(Collected data)
══════════════════════════════

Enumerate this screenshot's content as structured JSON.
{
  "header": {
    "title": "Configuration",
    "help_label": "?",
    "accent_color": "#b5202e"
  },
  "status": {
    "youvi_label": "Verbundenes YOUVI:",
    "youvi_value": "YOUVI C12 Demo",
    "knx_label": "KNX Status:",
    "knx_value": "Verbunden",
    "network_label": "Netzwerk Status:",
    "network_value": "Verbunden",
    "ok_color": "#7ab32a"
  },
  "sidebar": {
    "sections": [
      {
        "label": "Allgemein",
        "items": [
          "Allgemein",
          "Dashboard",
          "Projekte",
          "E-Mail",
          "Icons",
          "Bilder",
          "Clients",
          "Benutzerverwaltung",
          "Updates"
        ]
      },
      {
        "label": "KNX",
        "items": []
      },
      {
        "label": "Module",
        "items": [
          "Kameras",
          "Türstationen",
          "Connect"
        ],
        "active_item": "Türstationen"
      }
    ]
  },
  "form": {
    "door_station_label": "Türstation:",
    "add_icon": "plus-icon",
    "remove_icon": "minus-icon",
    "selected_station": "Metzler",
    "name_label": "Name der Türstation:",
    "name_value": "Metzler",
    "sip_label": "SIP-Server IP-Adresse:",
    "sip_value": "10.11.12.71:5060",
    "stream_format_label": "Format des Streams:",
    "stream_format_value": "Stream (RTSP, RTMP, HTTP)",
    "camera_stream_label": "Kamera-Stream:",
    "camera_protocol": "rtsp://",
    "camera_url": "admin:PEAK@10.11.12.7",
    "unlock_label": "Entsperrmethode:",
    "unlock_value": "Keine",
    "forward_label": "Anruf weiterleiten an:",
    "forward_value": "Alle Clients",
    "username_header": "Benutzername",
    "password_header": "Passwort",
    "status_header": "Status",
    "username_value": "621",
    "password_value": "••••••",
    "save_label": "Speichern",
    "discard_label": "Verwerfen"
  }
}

══════════════════════════════

Every line above should be printed again exactly as it stands.

- _EXERCISE OUTPUT_
Enumerate this screenshot's content as structured JSON.
{
  "header": {
    "title": "Configuration",
    "help_label": "?",
    "accent_color": "#b5202e"
  },
  "status": {
    "youvi_label": "Verbundenes YOUVI:",
    "youvi_value": "YOUVI C12 Demo",
    "knx_label": "KNX Status:",
    "knx_value": "Verbunden",
    "network_label": "Netzwerk Status:",
    "network_value": "Verbunden",
    "ok_color": "#7ab32a"
  },
  "sidebar": {
    "sections": [
      {
        "label": "Allgemein",
        "items": [
          "Allgemein",
          "Dashboard",
          "Projekte",
          "E-Mail",
          "Icons",
          "Bilder",
          "Clients",
          "Benutzerverwaltung",
          "Updates"
        ]
      },
      {
        "label": "KNX",
        "items": []
      },
      {
        "label": "Module",
        "items": [
          "Kameras",
          "Türstationen",
          "Connect"
        ],
        "active_item": "Türstationen"
      }
    ]
  },
  "form": {
    "door_station_label": "Türstation:",
    "add_icon": "plus-icon",
    "remove_icon": "minus-icon",
    "selected_station": "Metzler",
    "name_label": "Name der Türstation:",
    "name_value": "Metzler",
    "sip_label": "SIP-Server IP-Adresse:",
    "sip_value": "10.11.12.71:5060",
    "stream_format_label": "Format des Streams:",
    "stream_format_value": "Stream (RTSP, RTMP, HTTP)",
    "camera_stream_label": "Kamera-Stream:",
    "camera_protocol": "rtsp://",
    "camera_url": "admin:PEAK@10.11.12.7",
    "unlock_label": "Entsperrmethode:",
    "unlock_value": "Keine",
    "forward_label": "Anruf weiterleiten an:",
    "forward_value": "Alle Clients",
    "username_header": "Benutzername",
    "password_header": "Passwort",
    "status_header": "Status",
    "username_value": "621",
    "password_value": "••••••",
    "save_label": "Speichern",
    "discard_label": "Verwerfen"
  }
}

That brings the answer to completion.